Recast everything in the records from the line containing "divider [331,207,623,208]" down to the line containing "card-decoration-icon [204,283,278,343]" as a Markdown table with two columns, Row and Line, skipping any blank lines.

** START OF Data for this task **

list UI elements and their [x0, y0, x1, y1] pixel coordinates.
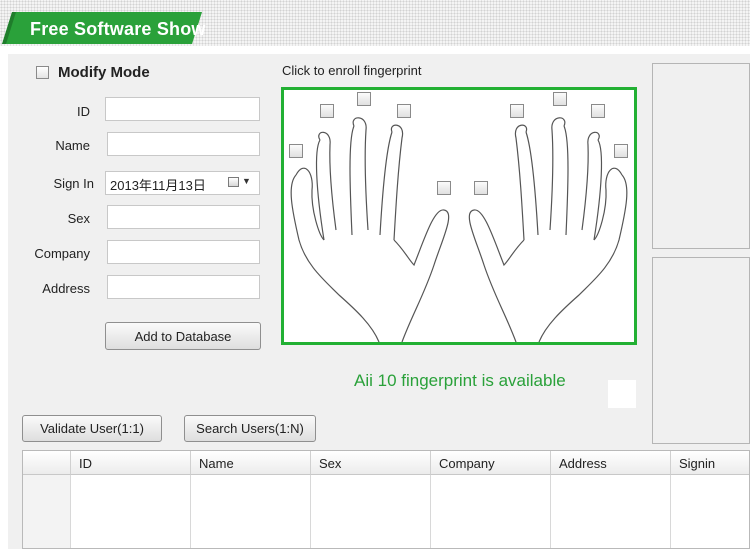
banner: Free Software Show: [0, 0, 750, 46]
finger-left-index-checkbox[interactable]: [397, 104, 411, 118]
table-column: [191, 475, 311, 548]
column-header-address[interactable]: Address: [551, 451, 671, 475]
finger-left-thumb-checkbox[interactable]: [437, 181, 451, 195]
finger-left-ring-checkbox[interactable]: [320, 104, 334, 118]
sign-in-date-value: 2013年11月13日: [110, 178, 206, 193]
fingerprint-panel: [281, 87, 637, 345]
modify-mode-label: Modify Mode: [58, 64, 150, 81]
sign-in-label: Sign In: [53, 176, 94, 191]
app-window: Modify Mode Click to enroll fingerprint …: [8, 54, 750, 549]
banner-title: Free Software Show: [30, 19, 206, 39]
table-column: [671, 475, 749, 548]
finger-right-middle-checkbox[interactable]: [553, 92, 567, 106]
modify-mode-checkbox[interactable]: [36, 66, 49, 79]
hands-outline-icon: [290, 117, 628, 343]
id-field[interactable]: [105, 97, 260, 121]
finger-right-thumb-checkbox[interactable]: [474, 181, 488, 195]
users-table[interactable]: ID Name Sex Company Address Signin: [22, 450, 750, 549]
validate-user-button[interactable]: Validate User(1:1): [22, 415, 162, 442]
table-column: [71, 475, 191, 548]
status-message: Aii 10 fingerprint is available: [354, 371, 566, 390]
name-label: Name: [55, 138, 90, 153]
fingerprint-indicator: [608, 380, 636, 408]
column-header-company[interactable]: Company: [431, 451, 551, 475]
add-to-database-button[interactable]: Add to Database: [105, 322, 261, 350]
finger-right-little-checkbox[interactable]: [614, 144, 628, 158]
address-field[interactable]: [107, 275, 260, 299]
table-column: [431, 475, 551, 548]
column-header-id[interactable]: ID: [71, 451, 191, 475]
name-field[interactable]: [107, 132, 260, 156]
search-users-button[interactable]: Search Users(1:N): [184, 415, 316, 442]
finger-left-middle-checkbox[interactable]: [357, 92, 371, 106]
enroll-hint: Click to enroll fingerprint: [282, 63, 422, 78]
sex-field[interactable]: [107, 205, 260, 229]
column-header-signin[interactable]: Signin: [671, 451, 749, 475]
calendar-icon[interactable]: [228, 177, 239, 187]
finger-left-little-checkbox[interactable]: [289, 144, 303, 158]
row-header-corner: [23, 451, 71, 475]
chevron-down-icon[interactable]: ▼: [242, 176, 251, 186]
sex-label: Sex: [67, 211, 90, 226]
row-header-column: [23, 475, 71, 548]
finger-right-index-checkbox[interactable]: [510, 104, 524, 118]
table-column: [311, 475, 431, 548]
column-header-name[interactable]: Name: [191, 451, 311, 475]
address-label: Address: [42, 281, 90, 296]
company-label: Company: [34, 246, 90, 261]
company-field[interactable]: [107, 240, 260, 264]
id-label: ID: [77, 104, 90, 119]
column-header-sex[interactable]: Sex: [311, 451, 431, 475]
finger-right-ring-checkbox[interactable]: [591, 104, 605, 118]
sign-in-date-field[interactable]: 2013年11月13日 ▼: [105, 171, 260, 195]
fingerprint-preview-panel: [652, 257, 750, 444]
fingerprint-image-panel: [652, 63, 750, 249]
table-column: [551, 475, 671, 548]
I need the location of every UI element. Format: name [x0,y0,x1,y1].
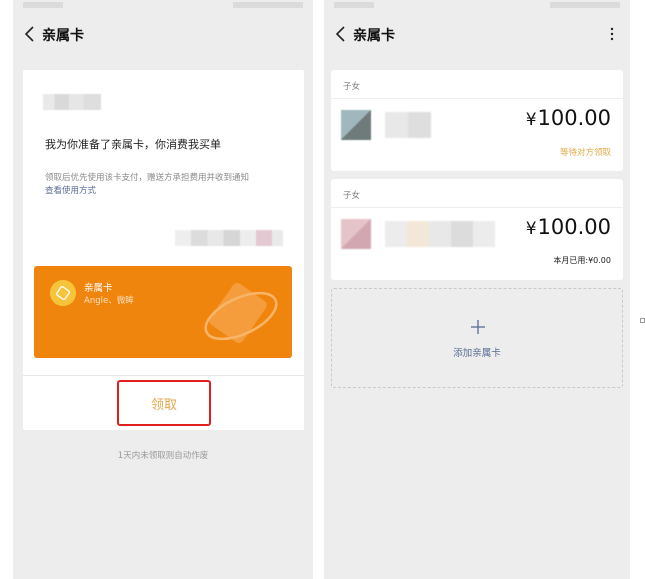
divider [331,207,623,208]
status-bar-left [334,2,374,8]
currency-symbol: ¥ [525,219,537,239]
expiry-note: 1天内未领取则自动作废 [117,451,209,461]
edge-marker [640,318,645,323]
status-bar-left [23,2,63,8]
back-icon[interactable] [23,25,39,43]
status-bar [324,0,630,16]
sender-avatar-blurred [43,94,101,110]
status-bar-right [550,2,620,8]
invite-message: 我为你准备了亲属卡，你消费我买单 [45,138,221,151]
family-card-item[interactable]: 子女 ¥100.00 本月已用:¥0.00 [331,179,623,280]
divider [23,375,304,376]
family-card-item[interactable]: 子女 ¥100.00 等待对方领取 [331,70,623,171]
back-icon[interactable] [334,25,350,43]
card-status: 等待对方领取 [559,148,611,158]
nav-bar: 亲属卡 [13,16,313,52]
sender-name-blurred [175,230,283,246]
recipient-avatar-blurred [341,110,371,140]
claim-button[interactable]: 领取 [117,380,211,426]
card-amount: ¥100.00 [526,106,611,130]
invite-note: 领取后优先使用该卡支付，赠送方承担费用并收到通知 [45,173,250,183]
recipient-name-blurred [385,112,431,138]
recipient-name-blurred [385,221,495,247]
card-amount: ¥100.00 [526,215,611,239]
status-bar-right [233,2,303,8]
amount-value: 100.00 [537,106,611,130]
screenshot-stage: 亲属卡 我为你准备了亲属卡，你消费我买单 领取后优先使用该卡支付，赠送方承担费用… [0,0,645,579]
currency-symbol: ¥ [525,110,537,130]
right-phone-screen: 亲属卡 子女 ¥100.00 等待对方领取 子女 ¥100.00 本月已用:¥0… [324,0,630,579]
card-subtitle: Angle、微眸 [84,296,134,306]
page-title: 亲属卡 [353,28,395,44]
monthly-used: 本月已用:¥0.00 [553,256,611,265]
status-bar [13,0,313,16]
card-decoration-icon [204,283,278,343]
more-icon[interactable] [608,26,616,42]
view-usage-link[interactable]: 查看使用方式 [45,184,96,196]
plus-icon [471,320,485,334]
left-phone-screen: 亲属卡 我为你准备了亲属卡，你消费我买单 领取后优先使用该卡支付，赠送方承担费用… [13,0,313,579]
divider [331,98,623,99]
add-card-label: 添加亲属卡 [453,348,501,359]
page-title: 亲属卡 [42,28,84,44]
card-name: 亲属卡 [84,283,113,294]
add-family-card-button[interactable]: 添加亲属卡 [331,288,623,388]
recipient-avatar-blurred [341,219,371,249]
relation-label: 子女 [343,191,361,201]
amount-value: 100.00 [537,215,611,239]
relation-label: 子女 [343,82,361,92]
family-card-visual: 亲属卡 Angle、微眸 [34,266,292,358]
family-card-logo-icon [50,280,76,306]
invite-card: 我为你准备了亲属卡，你消费我买单 领取后优先使用该卡支付，赠送方承担费用并收到通… [23,70,304,430]
nav-bar: 亲属卡 [324,16,630,52]
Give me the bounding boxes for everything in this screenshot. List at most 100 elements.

** END OF Data for this task **

▶ [Answer]
| Row | Line |
|---|---|
| 1 | divider [331,207,623,208] |
| 2 | status-bar-left [334,2,374,8] |
| 3 | currency-symbol: ¥ [525,219,537,239] |
| 4 | expiry-note: 1天内未领取则自动作废 [117,451,209,461] |
| 5 | edge-marker [640,318,645,323] |
| 6 | status-bar-left [23,2,63,8] |
| 7 | back-icon[interactable] [23,25,39,43] |
| 8 | status-bar [324,0,630,16] |
| 9 | sender-avatar-blurred [43,94,101,110] |
| 10 | status-bar-right [550,2,620,8] |
| 11 | invite-message: 我为你准备了亲属卡，你消费我买单 [45,138,221,151] |
| 12 | family-card-item[interactable]: 子女 ¥100.00 本月已用:¥0.00 [331,179,623,280] |
| 13 | divider [23,375,304,376] |
| 14 | family-card-item[interactable]: 子女 ¥100.00 等待对方领取 [331,70,623,171] |
| 15 | back-icon[interactable] [334,25,350,43] |
| 16 | card-status: 等待对方领取 [559,148,611,158] |
| 17 | nav-bar: 亲属卡 [13,16,313,52] |
| 18 | sender-name-blurred [175,230,283,246] |
| 19 | recipient-avatar-blurred [341,110,371,140] |
| 20 | claim-button[interactable]: 领取 [117,380,211,426] |
| 21 | card-amount: ¥100.00 [526,106,611,130] |
| 22 | invite-note: 领取后优先使用该卡支付，赠送方承担费用并收到通知 [45,173,250,183] |
| 23 | recipient-name-blurred [385,112,431,138] |
| 24 | recipient-name-blurred [385,221,495,247] |
| 25 | card-amount: ¥100.00 [526,215,611,239] |
| 26 | status-bar-right [233,2,303,8] |
| 27 | amount-value: 100.00 [537,106,611,130] |
| 28 | screenshot-stage: 亲属卡 我为你准备了亲属卡，你消费我买单 领取后优先使用该卡支付，赠送方承担费用… [0,0,645,579] |
| 29 | currency-symbol: ¥ [525,110,537,130] |
| 30 | right-phone-screen: 亲属卡 子女 ¥100.00 等待对方领取 子女 ¥100.00 本月已用:¥0… [324,0,630,579] |
| 31 | card-subtitle: Angle、微眸 [84,296,134,306] |
| 32 | page-title: 亲属卡 [353,28,395,44] |
| 33 | monthly-used: 本月已用:¥0.00 [553,256,611,265] |
| 34 | status-bar [13,0,313,16] |
| 35 | card-decoration-icon [204,283,278,343] |